Dataset excerpt:
+---+

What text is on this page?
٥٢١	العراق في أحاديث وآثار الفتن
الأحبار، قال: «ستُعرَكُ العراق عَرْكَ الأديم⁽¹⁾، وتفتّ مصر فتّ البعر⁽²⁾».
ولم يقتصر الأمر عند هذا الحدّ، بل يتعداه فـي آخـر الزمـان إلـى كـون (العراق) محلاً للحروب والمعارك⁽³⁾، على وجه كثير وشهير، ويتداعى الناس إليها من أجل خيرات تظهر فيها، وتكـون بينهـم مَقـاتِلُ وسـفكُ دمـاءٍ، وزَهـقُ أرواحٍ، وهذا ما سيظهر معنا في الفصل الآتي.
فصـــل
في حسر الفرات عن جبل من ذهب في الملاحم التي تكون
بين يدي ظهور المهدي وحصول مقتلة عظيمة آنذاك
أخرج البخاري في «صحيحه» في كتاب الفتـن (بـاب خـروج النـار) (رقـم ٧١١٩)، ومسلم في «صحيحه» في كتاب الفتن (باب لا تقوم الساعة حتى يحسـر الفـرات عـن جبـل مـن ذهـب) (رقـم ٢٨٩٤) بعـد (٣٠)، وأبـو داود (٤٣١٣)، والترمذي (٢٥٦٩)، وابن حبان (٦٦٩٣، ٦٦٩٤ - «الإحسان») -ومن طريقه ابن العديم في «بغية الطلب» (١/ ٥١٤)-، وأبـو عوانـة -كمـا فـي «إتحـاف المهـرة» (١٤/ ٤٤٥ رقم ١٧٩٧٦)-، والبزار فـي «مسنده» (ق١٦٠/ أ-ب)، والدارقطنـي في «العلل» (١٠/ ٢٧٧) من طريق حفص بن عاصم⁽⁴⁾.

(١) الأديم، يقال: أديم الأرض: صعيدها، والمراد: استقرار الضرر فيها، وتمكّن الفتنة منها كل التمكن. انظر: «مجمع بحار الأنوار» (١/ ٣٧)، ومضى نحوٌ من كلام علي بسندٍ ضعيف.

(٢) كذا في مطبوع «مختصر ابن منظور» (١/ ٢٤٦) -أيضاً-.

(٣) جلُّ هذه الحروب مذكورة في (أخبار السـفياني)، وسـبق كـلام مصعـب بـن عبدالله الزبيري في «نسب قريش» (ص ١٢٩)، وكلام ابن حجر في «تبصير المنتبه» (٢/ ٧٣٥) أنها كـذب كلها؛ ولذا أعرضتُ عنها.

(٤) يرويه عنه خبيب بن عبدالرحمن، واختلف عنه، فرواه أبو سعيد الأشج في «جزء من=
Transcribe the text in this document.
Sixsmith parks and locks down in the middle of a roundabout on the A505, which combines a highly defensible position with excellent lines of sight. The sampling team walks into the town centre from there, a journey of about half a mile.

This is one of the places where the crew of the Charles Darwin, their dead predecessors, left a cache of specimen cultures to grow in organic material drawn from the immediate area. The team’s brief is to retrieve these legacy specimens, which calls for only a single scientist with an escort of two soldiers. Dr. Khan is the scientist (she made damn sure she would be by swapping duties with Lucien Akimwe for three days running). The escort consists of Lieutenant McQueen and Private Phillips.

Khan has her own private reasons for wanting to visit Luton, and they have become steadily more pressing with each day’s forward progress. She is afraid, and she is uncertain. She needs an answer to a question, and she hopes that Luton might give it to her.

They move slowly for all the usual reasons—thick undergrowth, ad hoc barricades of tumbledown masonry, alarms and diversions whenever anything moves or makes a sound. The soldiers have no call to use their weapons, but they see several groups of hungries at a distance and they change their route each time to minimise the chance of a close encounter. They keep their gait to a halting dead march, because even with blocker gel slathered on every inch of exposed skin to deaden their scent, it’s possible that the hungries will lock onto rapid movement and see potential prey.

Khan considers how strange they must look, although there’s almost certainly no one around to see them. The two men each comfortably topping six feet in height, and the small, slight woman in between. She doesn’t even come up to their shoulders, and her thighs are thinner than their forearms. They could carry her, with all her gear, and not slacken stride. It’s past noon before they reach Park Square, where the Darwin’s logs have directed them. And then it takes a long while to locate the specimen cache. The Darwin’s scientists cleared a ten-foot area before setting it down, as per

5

+---+

▸ WHAT IS EXPECTED
Determine the number of lines in the records that include the string "الأديم", and respond with that number only.

▸ PROBLEM SOLUTION
2